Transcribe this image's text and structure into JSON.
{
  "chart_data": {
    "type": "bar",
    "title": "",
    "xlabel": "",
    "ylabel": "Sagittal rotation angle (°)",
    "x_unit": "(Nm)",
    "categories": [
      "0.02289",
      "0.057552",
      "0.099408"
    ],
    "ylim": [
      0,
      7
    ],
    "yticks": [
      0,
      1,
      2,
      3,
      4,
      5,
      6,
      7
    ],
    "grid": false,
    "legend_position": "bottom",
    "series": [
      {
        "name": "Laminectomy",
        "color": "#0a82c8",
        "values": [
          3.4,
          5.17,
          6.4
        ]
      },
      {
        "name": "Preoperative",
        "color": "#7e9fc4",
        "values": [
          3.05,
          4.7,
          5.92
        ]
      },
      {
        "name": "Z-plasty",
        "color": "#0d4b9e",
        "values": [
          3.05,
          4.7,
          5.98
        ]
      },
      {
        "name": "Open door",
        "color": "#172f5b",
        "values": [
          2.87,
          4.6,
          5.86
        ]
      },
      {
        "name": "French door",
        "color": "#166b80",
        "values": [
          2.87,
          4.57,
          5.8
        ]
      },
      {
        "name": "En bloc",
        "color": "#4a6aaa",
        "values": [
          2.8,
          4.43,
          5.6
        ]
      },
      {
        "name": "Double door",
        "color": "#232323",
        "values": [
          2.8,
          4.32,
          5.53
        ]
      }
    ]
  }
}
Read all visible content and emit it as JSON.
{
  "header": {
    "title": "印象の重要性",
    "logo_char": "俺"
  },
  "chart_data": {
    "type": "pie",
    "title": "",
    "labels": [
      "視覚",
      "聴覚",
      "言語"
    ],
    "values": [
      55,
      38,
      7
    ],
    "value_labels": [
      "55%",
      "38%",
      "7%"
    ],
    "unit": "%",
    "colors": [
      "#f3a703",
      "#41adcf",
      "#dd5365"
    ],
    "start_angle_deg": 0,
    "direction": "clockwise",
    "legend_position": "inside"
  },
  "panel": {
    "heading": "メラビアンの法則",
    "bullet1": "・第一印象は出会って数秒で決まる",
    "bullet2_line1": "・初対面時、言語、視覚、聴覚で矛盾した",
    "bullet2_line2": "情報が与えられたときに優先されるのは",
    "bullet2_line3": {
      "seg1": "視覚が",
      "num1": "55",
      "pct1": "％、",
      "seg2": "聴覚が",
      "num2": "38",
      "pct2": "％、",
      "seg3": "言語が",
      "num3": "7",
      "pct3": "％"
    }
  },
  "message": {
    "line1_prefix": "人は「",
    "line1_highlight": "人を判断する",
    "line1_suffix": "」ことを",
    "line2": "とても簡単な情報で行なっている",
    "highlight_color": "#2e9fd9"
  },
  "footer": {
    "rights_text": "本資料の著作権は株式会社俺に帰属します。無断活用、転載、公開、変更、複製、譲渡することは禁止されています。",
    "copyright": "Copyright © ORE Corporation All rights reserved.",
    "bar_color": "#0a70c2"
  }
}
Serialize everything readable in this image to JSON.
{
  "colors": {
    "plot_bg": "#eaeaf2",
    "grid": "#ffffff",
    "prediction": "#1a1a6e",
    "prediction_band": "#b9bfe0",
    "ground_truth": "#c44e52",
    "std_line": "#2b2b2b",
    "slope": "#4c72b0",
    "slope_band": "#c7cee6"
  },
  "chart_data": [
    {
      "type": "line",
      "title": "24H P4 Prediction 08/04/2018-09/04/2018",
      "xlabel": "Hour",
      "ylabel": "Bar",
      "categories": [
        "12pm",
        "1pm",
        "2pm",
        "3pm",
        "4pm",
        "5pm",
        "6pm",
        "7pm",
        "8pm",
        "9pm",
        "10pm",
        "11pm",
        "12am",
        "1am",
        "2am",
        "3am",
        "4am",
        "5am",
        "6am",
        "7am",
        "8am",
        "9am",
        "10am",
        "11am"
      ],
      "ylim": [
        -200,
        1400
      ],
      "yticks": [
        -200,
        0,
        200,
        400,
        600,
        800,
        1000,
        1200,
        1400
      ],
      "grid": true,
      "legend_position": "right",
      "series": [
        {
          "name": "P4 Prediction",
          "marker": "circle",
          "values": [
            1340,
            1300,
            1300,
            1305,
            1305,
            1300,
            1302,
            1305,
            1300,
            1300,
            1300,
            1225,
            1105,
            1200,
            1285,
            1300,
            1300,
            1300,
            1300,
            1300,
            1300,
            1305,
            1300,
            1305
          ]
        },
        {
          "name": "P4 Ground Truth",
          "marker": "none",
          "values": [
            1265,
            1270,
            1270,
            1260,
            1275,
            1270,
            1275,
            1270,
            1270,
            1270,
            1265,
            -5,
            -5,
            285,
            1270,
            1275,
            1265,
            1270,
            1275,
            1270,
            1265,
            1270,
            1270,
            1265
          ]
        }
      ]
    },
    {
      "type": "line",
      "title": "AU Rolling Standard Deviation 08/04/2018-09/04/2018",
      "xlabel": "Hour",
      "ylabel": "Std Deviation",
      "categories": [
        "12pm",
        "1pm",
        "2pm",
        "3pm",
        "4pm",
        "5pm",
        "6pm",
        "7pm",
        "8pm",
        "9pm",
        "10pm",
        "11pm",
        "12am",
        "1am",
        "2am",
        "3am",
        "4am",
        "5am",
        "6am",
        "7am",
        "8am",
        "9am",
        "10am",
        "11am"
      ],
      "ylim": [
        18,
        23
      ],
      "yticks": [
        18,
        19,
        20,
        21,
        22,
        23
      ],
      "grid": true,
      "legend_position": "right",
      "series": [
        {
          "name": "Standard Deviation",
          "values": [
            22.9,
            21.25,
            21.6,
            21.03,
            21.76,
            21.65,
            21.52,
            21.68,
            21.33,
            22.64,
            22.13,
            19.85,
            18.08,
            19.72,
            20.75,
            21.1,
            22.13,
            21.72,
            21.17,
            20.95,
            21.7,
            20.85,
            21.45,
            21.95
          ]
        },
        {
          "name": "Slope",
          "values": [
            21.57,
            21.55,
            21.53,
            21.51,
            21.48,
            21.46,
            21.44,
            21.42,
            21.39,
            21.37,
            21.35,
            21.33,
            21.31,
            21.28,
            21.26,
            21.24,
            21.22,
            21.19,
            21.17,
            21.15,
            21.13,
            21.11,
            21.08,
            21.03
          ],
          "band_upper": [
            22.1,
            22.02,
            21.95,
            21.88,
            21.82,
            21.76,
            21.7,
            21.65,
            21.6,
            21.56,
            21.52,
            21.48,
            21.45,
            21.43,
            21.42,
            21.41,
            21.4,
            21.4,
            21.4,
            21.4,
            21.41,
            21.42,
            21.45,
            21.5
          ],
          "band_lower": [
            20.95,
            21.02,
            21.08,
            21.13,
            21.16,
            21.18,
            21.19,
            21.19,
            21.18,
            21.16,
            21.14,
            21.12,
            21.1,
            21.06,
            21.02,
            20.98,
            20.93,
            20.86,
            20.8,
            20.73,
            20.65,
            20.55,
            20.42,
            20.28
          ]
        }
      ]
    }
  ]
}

::::::::::

* **PROBLEM REQUIREMENTS**
Report back each line of the entries that holds the string "ylabel".

* **TASK OUTPUT**
    "ylabel": "Sagittal rotation angle (°)",
      "ylabel": "Bar",
      "ylabel": "Std Deviation",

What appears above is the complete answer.